GIVEN RECORDS:

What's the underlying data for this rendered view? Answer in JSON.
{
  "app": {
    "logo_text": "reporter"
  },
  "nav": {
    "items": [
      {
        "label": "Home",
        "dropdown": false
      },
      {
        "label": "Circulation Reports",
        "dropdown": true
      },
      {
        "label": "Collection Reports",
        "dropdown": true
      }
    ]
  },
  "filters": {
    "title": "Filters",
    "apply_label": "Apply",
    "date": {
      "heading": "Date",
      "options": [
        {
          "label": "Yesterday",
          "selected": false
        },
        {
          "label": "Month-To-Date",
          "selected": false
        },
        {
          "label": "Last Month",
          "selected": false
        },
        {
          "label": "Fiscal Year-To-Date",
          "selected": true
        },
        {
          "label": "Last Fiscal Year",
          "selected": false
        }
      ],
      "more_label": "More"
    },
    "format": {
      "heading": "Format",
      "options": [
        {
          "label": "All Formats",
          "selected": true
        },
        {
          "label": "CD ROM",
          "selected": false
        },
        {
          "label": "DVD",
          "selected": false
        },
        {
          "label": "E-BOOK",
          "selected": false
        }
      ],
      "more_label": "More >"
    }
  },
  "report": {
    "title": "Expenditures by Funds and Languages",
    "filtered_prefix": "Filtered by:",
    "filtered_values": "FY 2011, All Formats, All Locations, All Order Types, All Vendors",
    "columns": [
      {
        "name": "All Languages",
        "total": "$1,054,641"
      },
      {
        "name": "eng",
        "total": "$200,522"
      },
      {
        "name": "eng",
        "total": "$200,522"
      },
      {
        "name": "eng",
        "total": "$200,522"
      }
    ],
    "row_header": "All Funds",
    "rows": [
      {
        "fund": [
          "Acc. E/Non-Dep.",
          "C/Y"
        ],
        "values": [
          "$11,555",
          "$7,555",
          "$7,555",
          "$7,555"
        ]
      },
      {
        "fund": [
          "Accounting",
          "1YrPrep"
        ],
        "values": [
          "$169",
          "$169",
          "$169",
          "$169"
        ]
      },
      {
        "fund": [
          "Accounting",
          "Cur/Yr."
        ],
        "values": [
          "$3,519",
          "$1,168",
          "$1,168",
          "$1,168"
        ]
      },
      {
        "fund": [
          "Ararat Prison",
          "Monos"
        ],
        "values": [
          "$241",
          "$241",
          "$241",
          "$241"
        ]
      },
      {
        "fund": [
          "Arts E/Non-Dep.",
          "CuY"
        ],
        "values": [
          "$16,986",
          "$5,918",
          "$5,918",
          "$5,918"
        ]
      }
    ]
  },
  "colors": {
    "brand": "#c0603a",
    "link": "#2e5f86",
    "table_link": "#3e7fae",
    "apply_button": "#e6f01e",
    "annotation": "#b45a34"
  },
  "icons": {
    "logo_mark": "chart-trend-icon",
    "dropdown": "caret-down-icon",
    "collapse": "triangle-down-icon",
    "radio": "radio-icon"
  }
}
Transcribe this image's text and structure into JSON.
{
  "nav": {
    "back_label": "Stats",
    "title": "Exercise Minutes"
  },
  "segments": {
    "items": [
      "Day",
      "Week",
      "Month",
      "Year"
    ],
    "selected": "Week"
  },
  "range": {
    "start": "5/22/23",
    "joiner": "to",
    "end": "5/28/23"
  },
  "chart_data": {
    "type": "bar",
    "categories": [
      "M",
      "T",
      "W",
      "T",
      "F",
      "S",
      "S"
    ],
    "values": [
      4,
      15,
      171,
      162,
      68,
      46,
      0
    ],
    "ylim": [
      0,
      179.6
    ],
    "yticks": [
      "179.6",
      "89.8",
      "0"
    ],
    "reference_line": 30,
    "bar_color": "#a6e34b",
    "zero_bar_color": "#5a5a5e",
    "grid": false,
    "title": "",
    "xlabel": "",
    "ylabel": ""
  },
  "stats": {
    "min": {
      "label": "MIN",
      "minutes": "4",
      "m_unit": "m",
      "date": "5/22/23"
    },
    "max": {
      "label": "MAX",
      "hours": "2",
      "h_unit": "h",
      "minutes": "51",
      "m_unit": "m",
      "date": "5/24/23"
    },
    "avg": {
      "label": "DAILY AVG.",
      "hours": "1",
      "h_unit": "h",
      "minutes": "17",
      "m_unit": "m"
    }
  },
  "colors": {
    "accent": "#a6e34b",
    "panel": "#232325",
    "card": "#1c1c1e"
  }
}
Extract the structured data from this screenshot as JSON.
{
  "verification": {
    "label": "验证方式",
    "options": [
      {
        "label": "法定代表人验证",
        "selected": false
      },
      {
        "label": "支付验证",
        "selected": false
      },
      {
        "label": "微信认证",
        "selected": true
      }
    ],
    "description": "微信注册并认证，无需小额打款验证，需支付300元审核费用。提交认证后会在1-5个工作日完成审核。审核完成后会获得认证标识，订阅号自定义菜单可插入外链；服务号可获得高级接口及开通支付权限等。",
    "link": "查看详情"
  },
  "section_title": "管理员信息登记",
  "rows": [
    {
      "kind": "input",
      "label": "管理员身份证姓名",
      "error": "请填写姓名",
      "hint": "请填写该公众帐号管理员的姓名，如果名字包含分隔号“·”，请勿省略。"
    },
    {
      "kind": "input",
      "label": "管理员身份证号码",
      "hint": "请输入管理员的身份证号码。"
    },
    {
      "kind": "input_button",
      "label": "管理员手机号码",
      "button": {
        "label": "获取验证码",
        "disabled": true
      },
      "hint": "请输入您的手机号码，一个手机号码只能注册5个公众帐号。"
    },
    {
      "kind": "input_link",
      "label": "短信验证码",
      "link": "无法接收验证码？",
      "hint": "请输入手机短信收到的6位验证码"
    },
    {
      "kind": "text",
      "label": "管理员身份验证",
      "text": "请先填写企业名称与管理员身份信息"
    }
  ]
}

GIVEN EXERCISE: Return all lines containing the word "Last".

TASK RESPONSE:
          "label": "Last Month",
          "label": "Last Fiscal Year",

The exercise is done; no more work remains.